TASK SET:
- A) Answer these questions from the forum thread on the 1.8 8v engine:
(i) Which cam does wilburisthecoolest list for his 1.8?
(ii) How much does wilburisthecoolest say his exhaust costs?
(iii) According to kaputsport, what keeps the Blue CTS colder?
- B) Reproduce the part of the forum thread starting with "that is more" and going on through "a 4-2-1 header?", with no changes.

EXTRACT:
Have you fixed the rest of the car yet?
Suspension
Brakes
Gearbox
Wheel Bearings


----------



## wilburisthecoolest (Jan 13, 2008)

*Re: 1,8 8v 112 hp (Rdoppie)*

I have 113 whp, so that's around 130 at the crank.
Its a 1.8 with a webber carb swap, TT 276 cam, pacesetter headers, and exhaust. Completely stock head.
How it sounds...
http://www.youtube.com/watch?v..._page 
On the dyno with the old exhaust...
http://www.youtube.com/watch?v..._page 
And it was cheap. http://****************.com/smile/emthup.gif


----------



## sriracha (Aug 6, 2007)

*Re: 1,8 8v 112 hp (wilburisthecoolest)*


_Quote, originally posted by *wilburisthecoolest* »_
How it sounds...
And it was cheap. http://****************.com/smile/emthup.gif









what kind of exhaust do you have on that thing?


----------



## wilburisthecoolest (Jan 13, 2008)

*Re: 1,8 8v 112 hp (sriracha)*

Its a cheap flow master knock off. Called the full bore. Its only $45 bucks.
On the downside, I blew a baffle out on the dyno so it rattles when its cold, and at some odd rpms.


----------



## kaputsport (Jun 28, 2002)

*Re: 1,8 8v 112 hp (wilburisthecoolest)*

Here is the ideal setup for you. It will be cheap and easy to put together.
10:1 C/R block from an 8v GTI.
Use the big valve head from it as well.
4-2-1 header
cat back exhaust
Digi chip
BMW 535i AFM
Conical intake
Knock sensor spacer
Water wetter to keep the Blue CTS colder
SUSPENSION!!!!!
Make sure it is running right.
And you will be at 120 easy.
If you can afford a port and polish, do so.
Add a windage tray, short shifter and a great set of wheels and tires...

Should be a fun car.


----------



## sriracha (Aug 6, 2007)

*Re: 1,8 8v 112 hp (kaputsport)*


_Quote, originally posted by *kaputsport* »_Here is the ideal setup for you. It will be cheap and easy to put together.
10:1 C/R block from an 8v GTI.
Use the big valve head from it as well.
4-2-1 header
cat back exhaust
...
Should be a fun car.


BAM!!!
that is more or less what i plan on doing....except i plan on running it on CIS and splicing in the knock sensor.
is there a big difference between a 4-2-vw-manifold-vwdual-downpipe and a 4-2-1 header?


----------



## wilburisthecoolest (Jan 13, 2008)

*Re: 1,8 8v 112 hp (sriracha)*

The header is better. http://****************.com/smile/emthup.gif


----------



## sriracha (Aug 6, 2007)

*Re: 1,8 8v 112 hp (kaputsport)*


_Quote, originally posted by *kaputsport* »_
BMW 535i AFM
Knock sensor spacer
Water wetter to keep the Blue CTS colder



can you expand on these three ideas? never heard of the BMW 535i AFM or Water wetter ideas...
as for the knock sensor spacer....is that different than splicing in a knock sensor ecu and distributor? easier/cheaper?


----------



## Puremutt (Oct 4, 2008)

*Re: 1,8 8v 112 hp (sriracha)*

what about a chip


----------



## Puremutt (Oct 4, 2008)

[Spatial layout data]
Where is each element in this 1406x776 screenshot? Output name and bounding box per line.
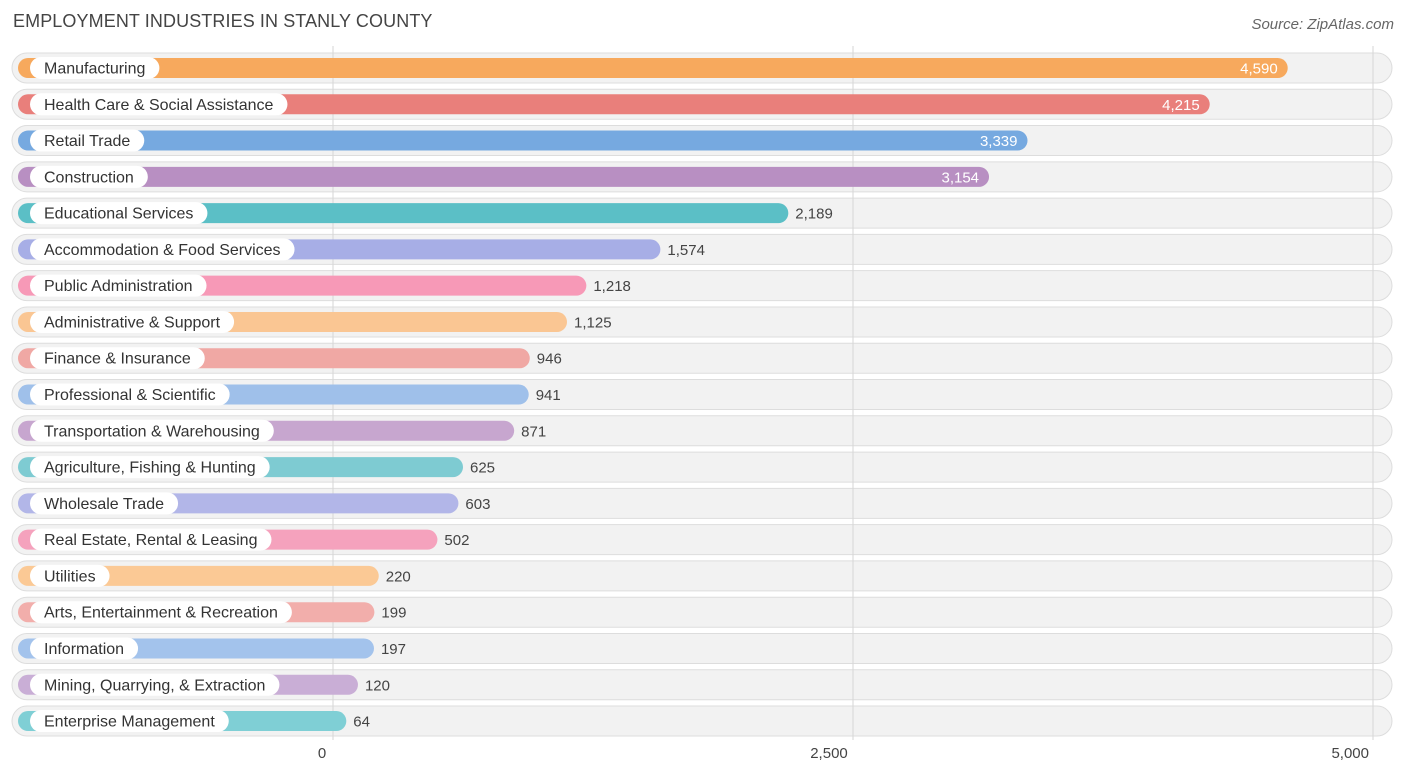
category-label-pill [30,456,270,479]
category-label: Real Estate, Rental & Leasing [44,532,257,549]
tick-label: 0 [318,745,326,762]
value-label: 871 [521,423,546,440]
category-label-pill [30,238,295,261]
value-label: 220 [386,568,411,585]
category-label-pill [30,601,292,624]
tick-label: 5,000 [1331,745,1369,762]
category-label: Enterprise Management [44,714,215,731]
category-label: Accommodation & Food Services [44,242,281,259]
category-label-pill [30,383,230,406]
category-label-pill [30,528,272,551]
value-label: 603 [465,496,490,513]
bar [18,203,789,224]
bar [18,130,1028,151]
value-label: 3,339 [980,133,1018,150]
value-label: 946 [537,351,562,368]
category-label: Information [44,641,124,658]
value-label: 2,189 [795,206,833,223]
category-label-pill [30,57,160,79]
category-label: Health Care & Social Assistance [44,97,274,114]
bar [18,94,1210,115]
value-label: 941 [536,387,561,404]
category-label: Administrative & Support [44,314,221,331]
row-background [11,705,1393,737]
category-label: Retail Trade [44,133,130,150]
value-label: 4,590 [1240,61,1278,78]
category-label-pill [30,710,229,733]
category-label: Educational Services [44,206,193,223]
bar [18,166,990,187]
category-label-pill [30,310,235,333]
row-background [11,669,1393,701]
tick-label: 2,500 [810,745,848,762]
value-label: 1,218 [593,278,631,295]
category-label: Finance & Insurance [44,351,191,368]
category-label: Transportation & Warehousing [44,423,260,440]
category-label: Wholesale Trade [44,496,164,513]
value-label: 64 [353,714,370,731]
bar [18,58,1288,78]
category-label-pill [30,564,110,587]
value-label: 502 [444,532,469,549]
category-label: Professional & Scientific [44,387,216,404]
category-label-pill [30,637,139,660]
category-label: Public Administration [44,278,193,295]
chart-source: Source: ZipAtlas.com [1251,16,1394,33]
category-label: Utilities [44,568,96,585]
value-label: 120 [365,677,390,694]
category-label-pill [30,129,145,152]
category-label-pill [30,492,179,515]
category-label-pill [30,347,205,370]
value-label: 199 [381,605,406,622]
value-label: 197 [381,641,406,658]
category-label-pill [30,673,280,696]
category-label: Mining, Quarrying, & Extraction [44,677,265,694]
value-label: 3,154 [941,169,979,186]
value-label: 1,125 [574,314,612,331]
category-label-pill [30,165,148,188]
category-label-pill [30,419,274,442]
category-label-pill [30,93,288,116]
category-label: Agriculture, Fishing & Hunting [44,460,256,477]
category-label: Arts, Entertainment & Recreation [44,605,278,622]
category-label: Manufacturing [44,61,145,78]
category-label: Construction [44,169,134,186]
chart-title: EMPLOYMENT INDUSTRIES IN STANLY COUNTY [13,11,433,31]
category-label-pill [30,274,207,297]
value-label: 1,574 [667,242,705,259]
value-label: 625 [470,460,495,477]
category-label-pill [30,202,208,225]
value-label: 4,215 [1162,97,1200,114]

RESULTS FOR EACH TASK:
- A)
(i) A TT 276 cam.
(ii) $45.
(iii) Water wetter.

- B)
that is more or less what i plan on doing....except i plan on running it on CIS and splicing in the knock sensor.
is there a big difference between a 4-2-vw-manifold-vwdual-downpipe and a 4-2-1 header?